Your task = Transcribe every line of the listing below without any deviation.

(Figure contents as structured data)
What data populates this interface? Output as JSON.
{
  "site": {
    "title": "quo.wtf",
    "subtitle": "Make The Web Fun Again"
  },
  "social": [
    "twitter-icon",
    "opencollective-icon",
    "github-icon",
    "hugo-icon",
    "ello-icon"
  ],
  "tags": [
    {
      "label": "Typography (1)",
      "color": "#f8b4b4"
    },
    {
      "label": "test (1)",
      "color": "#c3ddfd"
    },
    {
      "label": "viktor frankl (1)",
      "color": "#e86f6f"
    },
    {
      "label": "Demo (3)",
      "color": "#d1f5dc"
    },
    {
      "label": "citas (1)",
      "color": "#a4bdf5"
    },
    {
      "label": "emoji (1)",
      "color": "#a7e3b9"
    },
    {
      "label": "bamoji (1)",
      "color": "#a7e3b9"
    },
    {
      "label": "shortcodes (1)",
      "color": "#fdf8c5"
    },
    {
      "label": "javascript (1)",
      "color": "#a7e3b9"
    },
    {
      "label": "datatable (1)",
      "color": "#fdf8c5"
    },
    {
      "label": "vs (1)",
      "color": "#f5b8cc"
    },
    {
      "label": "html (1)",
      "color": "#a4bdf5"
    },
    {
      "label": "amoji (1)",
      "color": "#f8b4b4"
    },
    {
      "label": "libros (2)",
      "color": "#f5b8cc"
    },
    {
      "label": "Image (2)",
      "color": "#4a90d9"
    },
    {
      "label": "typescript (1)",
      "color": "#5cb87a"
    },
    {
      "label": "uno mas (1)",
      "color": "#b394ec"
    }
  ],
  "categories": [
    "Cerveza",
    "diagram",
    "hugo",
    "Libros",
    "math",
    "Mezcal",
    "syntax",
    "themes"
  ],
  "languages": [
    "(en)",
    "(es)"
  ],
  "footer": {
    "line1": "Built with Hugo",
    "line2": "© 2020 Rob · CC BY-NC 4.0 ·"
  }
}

Worked solution =
What data populates this interface? Output as JSON.
{
  "site": {
    "title": "quo.wtf",
    "subtitle": "Make The Web Fun Again"
  },
  "social": [
    "twitter-icon",
    "opencollective-icon",
    "github-icon",
    "hugo-icon",
    "ello-icon"
  ],
  "tags": [
    {
      "label": "Typography (1)",
      "color": "#f8b4b4"
    },
    {
      "label": "test (1)",
      "color": "#c3ddfd"
    },
    {
      "label": "viktor frankl (1)",
      "color": "#e86f6f"
    },
    {
      "label": "Demo (3)",
      "color": "#d1f5dc"
    },
    {
      "label": "citas (1)",
      "color": "#a4bdf5"
    },
    {
      "label": "emoji (1)",
      "color": "#a7e3b9"
    },
    {
      "label": "bamoji (1)",
      "color": "#a7e3b9"
    },
    {
      "label": "shortcodes (1)",
      "color": "#fdf8c5"
    },
    {
      "label": "javascript (1)",
      "color": "#a7e3b9"
    },
    {
      "label": "datatable (1)",
      "color": "#fdf8c5"
    },
    {
      "label": "vs (1)",
      "color": "#f5b8cc"
    },
    {
      "label": "html (1)",
      "color": "#a4bdf5"
    },
    {
      "label": "amoji (1)",
      "color": "#f8b4b4"
    },
    {
      "label": "libros (2)",
      "color": "#f5b8cc"
    },
    {
      "label": "Image (2)",
      "color": "#4a90d9"
    },
    {
      "label": "typescript (1)",
      "color": "#5cb87a"
    },
    {
      "label": "uno mas (1)",
      "color": "#b394ec"
    }
  ],
  "categories": [
    "Cerveza",
    "diagram",
    "hugo",
    "Libros",
    "math",
    "Mezcal",
    "syntax",
    "themes"
  ],
  "languages": [
    "(en)",
    "(es)"
  ],
  "footer": {
    "line1": "Built with Hugo",
    "line2": "© 2020 Rob · CC BY-NC 4.0 ·"
  }
}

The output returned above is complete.